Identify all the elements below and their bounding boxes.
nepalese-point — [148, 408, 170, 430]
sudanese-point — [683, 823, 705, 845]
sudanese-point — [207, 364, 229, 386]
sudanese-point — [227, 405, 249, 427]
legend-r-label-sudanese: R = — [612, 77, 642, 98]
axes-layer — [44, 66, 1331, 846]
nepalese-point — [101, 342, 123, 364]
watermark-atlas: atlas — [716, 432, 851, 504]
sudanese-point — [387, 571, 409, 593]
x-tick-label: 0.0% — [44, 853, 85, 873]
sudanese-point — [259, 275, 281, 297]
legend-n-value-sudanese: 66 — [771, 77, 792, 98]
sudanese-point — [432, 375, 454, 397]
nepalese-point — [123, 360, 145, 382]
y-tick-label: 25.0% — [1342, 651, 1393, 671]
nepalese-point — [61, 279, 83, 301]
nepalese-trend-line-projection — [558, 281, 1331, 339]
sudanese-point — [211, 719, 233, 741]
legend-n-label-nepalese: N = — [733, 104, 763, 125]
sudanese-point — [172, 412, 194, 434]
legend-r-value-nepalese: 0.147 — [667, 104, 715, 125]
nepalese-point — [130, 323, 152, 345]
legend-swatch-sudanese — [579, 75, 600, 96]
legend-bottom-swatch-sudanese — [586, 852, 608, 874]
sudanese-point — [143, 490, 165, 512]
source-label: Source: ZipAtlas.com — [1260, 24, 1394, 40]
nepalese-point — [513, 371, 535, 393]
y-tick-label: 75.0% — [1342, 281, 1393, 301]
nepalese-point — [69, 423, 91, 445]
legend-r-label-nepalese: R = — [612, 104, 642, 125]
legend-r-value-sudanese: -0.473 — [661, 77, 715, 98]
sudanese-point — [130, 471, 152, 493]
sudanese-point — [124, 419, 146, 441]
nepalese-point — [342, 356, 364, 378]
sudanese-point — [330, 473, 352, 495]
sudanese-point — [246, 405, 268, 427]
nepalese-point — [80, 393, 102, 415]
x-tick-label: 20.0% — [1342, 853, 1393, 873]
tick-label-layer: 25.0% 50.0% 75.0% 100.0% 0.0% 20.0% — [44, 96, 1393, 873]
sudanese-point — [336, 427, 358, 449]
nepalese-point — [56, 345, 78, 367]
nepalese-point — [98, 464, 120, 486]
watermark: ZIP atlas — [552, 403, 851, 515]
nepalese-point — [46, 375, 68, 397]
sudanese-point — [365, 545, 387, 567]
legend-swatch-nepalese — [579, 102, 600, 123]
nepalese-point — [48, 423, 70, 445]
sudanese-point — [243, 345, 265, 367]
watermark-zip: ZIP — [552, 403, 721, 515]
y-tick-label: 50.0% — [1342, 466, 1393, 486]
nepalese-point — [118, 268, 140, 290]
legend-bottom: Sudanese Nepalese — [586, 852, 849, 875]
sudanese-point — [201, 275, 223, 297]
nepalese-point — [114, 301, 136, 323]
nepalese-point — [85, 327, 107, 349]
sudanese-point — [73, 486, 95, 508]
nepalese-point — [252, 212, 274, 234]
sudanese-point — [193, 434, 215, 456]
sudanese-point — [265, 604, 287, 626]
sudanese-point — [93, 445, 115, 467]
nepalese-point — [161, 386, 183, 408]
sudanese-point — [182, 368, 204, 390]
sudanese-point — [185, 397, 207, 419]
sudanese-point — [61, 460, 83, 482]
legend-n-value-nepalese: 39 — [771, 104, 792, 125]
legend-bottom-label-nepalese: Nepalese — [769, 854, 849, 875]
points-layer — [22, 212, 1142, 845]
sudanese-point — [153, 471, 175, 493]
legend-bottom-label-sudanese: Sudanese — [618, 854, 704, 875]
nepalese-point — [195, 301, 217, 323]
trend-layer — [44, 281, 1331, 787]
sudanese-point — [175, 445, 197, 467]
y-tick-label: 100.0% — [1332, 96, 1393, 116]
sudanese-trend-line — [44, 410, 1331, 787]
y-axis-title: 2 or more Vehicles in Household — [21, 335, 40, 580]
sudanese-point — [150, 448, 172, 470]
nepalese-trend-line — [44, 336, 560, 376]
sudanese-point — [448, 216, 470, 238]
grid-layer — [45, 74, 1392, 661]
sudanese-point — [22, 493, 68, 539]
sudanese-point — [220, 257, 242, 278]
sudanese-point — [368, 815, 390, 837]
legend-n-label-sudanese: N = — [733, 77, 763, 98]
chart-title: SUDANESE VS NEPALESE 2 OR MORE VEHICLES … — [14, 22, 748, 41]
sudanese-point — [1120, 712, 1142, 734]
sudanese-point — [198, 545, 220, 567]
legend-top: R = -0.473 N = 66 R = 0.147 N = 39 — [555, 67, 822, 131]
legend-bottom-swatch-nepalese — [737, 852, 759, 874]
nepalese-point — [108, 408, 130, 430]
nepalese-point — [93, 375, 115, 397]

* _Directive_
Please transcribe every one of the entries above line by line, keeping each character unchanged.

* _Reply to the task_
Identify all the elements below and their bounding boxes.
nepalese-point — [148, 408, 170, 430]
sudanese-point — [683, 823, 705, 845]
sudanese-point — [207, 364, 229, 386]
sudanese-point — [227, 405, 249, 427]
legend-r-label-sudanese: R = — [612, 77, 642, 98]
axes-layer — [44, 66, 1331, 846]
nepalese-point — [101, 342, 123, 364]
watermark-atlas: atlas — [716, 432, 851, 504]
sudanese-point — [387, 571, 409, 593]
x-tick-label: 0.0% — [44, 853, 85, 873]
sudanese-point — [259, 275, 281, 297]
legend-n-value-sudanese: 66 — [771, 77, 792, 98]
sudanese-point — [432, 375, 454, 397]
nepalese-point — [123, 360, 145, 382]
y-tick-label: 25.0% — [1342, 651, 1393, 671]
nepalese-point — [61, 279, 83, 301]
nepalese-trend-line-projection — [558, 281, 1331, 339]
sudanese-point — [211, 719, 233, 741]
legend-n-label-nepalese: N = — [733, 104, 763, 125]
sudanese-point — [172, 412, 194, 434]
legend-r-value-nepalese: 0.147 — [667, 104, 715, 125]
nepalese-point — [130, 323, 152, 345]
legend-swatch-sudanese — [579, 75, 600, 96]
legend-bottom-swatch-sudanese — [586, 852, 608, 874]
sudanese-point — [143, 490, 165, 512]
source-label: Source: ZipAtlas.com — [1260, 24, 1394, 40]
nepalese-point — [513, 371, 535, 393]
y-tick-label: 75.0% — [1342, 281, 1393, 301]
nepalese-point — [69, 423, 91, 445]
legend-r-label-nepalese: R = — [612, 104, 642, 125]
legend-r-value-sudanese: -0.473 — [661, 77, 715, 98]
sudanese-point — [130, 471, 152, 493]
sudanese-point — [124, 419, 146, 441]
nepalese-point — [342, 356, 364, 378]
sudanese-point — [330, 473, 352, 495]
sudanese-point — [246, 405, 268, 427]
nepalese-point — [80, 393, 102, 415]
x-tick-label: 20.0% — [1342, 853, 1393, 873]
tick-label-layer: 25.0% 50.0% 75.0% 100.0% 0.0% 20.0% — [44, 96, 1393, 873]
sudanese-point — [336, 427, 358, 449]
nepalese-point — [56, 345, 78, 367]
nepalese-point — [98, 464, 120, 486]
watermark: ZIP atlas — [552, 403, 851, 515]
nepalese-point — [46, 375, 68, 397]
sudanese-point — [365, 545, 387, 567]
legend-swatch-nepalese — [579, 102, 600, 123]
nepalese-point — [48, 423, 70, 445]
sudanese-point — [243, 345, 265, 367]
watermark-zip: ZIP — [552, 403, 721, 515]
y-tick-label: 50.0% — [1342, 466, 1393, 486]
nepalese-point — [118, 268, 140, 290]
legend-bottom: Sudanese Nepalese — [586, 852, 849, 875]
sudanese-point — [201, 275, 223, 297]
nepalese-point — [114, 301, 136, 323]
nepalese-point — [85, 327, 107, 349]
sudanese-point — [73, 486, 95, 508]
nepalese-point — [252, 212, 274, 234]
sudanese-point — [193, 434, 215, 456]
sudanese-point — [265, 604, 287, 626]
sudanese-point — [93, 445, 115, 467]
nepalese-point — [161, 386, 183, 408]
sudanese-point — [182, 368, 204, 390]
sudanese-point — [185, 397, 207, 419]
sudanese-point — [61, 460, 83, 482]
legend-n-value-nepalese: 39 — [771, 104, 792, 125]
legend-bottom-label-nepalese: Nepalese — [769, 854, 849, 875]
points-layer — [22, 212, 1142, 845]
sudanese-point — [153, 471, 175, 493]
legend-bottom-label-sudanese: Sudanese — [618, 854, 704, 875]
nepalese-point — [195, 301, 217, 323]
trend-layer — [44, 281, 1331, 787]
sudanese-point — [175, 445, 197, 467]
y-tick-label: 100.0% — [1332, 96, 1393, 116]
sudanese-trend-line — [44, 410, 1331, 787]
y-axis-title: 2 or more Vehicles in Household — [21, 335, 40, 580]
sudanese-point — [150, 448, 172, 470]
nepalese-trend-line — [44, 336, 560, 376]
sudanese-point — [448, 216, 470, 238]
grid-layer — [45, 74, 1392, 661]
sudanese-point — [22, 493, 68, 539]
sudanese-point — [220, 257, 242, 278]
sudanese-point — [368, 815, 390, 837]
legend-n-label-sudanese: N = — [733, 77, 763, 98]
chart-title: SUDANESE VS NEPALESE 2 OR MORE VEHICLES … — [14, 22, 748, 41]
sudanese-point — [1120, 712, 1142, 734]
sudanese-point — [198, 545, 220, 567]
legend-top: R = -0.473 N = 66 R = 0.147 N = 39 — [555, 67, 822, 131]
legend-bottom-swatch-nepalese — [737, 852, 759, 874]
nepalese-point — [108, 408, 130, 430]
nepalese-point — [93, 375, 115, 397]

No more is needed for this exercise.